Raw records
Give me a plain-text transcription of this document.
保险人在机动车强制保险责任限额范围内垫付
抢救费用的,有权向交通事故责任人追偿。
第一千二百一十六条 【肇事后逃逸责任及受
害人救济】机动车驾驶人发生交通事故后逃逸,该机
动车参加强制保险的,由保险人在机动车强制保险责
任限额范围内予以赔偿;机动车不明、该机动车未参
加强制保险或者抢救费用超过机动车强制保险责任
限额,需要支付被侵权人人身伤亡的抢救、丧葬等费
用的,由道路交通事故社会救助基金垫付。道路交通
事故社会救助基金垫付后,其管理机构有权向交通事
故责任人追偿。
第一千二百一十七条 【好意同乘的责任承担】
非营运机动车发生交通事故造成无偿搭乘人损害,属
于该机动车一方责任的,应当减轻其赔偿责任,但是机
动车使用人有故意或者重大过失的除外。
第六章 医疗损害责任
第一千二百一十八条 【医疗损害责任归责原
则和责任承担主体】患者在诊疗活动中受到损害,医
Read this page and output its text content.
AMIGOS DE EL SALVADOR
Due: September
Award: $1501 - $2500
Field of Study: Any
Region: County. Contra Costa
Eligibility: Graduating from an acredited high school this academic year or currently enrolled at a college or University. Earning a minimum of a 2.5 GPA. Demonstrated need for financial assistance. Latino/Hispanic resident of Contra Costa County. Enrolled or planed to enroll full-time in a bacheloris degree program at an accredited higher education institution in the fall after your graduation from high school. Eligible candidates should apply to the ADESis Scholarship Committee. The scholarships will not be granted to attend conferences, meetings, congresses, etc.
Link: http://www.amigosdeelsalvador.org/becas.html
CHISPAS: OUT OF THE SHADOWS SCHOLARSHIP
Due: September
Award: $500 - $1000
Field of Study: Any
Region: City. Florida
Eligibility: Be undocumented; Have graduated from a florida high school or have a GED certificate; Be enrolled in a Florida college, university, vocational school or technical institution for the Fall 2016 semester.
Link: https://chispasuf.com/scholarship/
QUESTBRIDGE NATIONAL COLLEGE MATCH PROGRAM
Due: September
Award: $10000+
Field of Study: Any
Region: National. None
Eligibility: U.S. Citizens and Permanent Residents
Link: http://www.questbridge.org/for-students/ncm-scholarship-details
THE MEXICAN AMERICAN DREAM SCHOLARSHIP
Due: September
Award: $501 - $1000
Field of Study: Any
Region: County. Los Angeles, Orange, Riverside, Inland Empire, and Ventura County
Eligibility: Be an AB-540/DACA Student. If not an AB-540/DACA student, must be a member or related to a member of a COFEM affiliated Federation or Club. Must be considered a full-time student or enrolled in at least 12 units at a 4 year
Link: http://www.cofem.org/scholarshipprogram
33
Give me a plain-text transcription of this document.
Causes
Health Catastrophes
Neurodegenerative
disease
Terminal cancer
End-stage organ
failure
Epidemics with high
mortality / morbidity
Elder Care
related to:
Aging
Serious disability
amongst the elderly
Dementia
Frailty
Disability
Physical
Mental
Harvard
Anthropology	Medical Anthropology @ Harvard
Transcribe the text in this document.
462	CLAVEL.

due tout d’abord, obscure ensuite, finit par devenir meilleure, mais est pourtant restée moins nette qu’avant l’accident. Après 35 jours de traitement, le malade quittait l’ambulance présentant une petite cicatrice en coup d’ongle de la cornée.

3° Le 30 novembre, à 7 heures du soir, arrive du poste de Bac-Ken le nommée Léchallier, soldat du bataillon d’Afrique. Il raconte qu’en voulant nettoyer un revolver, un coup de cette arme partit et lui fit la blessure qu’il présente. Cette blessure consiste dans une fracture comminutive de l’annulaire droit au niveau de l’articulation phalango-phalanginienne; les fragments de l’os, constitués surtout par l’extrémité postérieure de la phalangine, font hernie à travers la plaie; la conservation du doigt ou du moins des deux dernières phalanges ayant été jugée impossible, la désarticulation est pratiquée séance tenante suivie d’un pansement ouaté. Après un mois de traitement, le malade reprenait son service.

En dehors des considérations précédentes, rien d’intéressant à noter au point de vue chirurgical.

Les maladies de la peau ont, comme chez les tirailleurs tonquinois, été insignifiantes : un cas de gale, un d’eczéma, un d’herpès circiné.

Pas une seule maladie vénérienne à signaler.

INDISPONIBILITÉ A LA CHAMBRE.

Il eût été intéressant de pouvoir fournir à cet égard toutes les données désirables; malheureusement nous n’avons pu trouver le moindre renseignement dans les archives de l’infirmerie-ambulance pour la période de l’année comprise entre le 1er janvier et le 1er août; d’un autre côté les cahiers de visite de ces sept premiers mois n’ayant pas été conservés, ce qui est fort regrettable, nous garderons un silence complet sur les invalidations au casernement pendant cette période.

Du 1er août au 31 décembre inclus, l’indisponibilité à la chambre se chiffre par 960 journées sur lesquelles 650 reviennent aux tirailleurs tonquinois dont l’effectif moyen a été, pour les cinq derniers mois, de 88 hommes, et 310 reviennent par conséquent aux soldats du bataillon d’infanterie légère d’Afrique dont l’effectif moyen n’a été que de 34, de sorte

** Required work **
Show every line where the string "Florida" appears.

** Final result **
Region: City. Florida
Eligibility: Be undocumented; Have graduated from a florida high school or have a GED certificate; Be enrolled in a Florida college, university, vocational school or technical institution for the Fall 2016 semester.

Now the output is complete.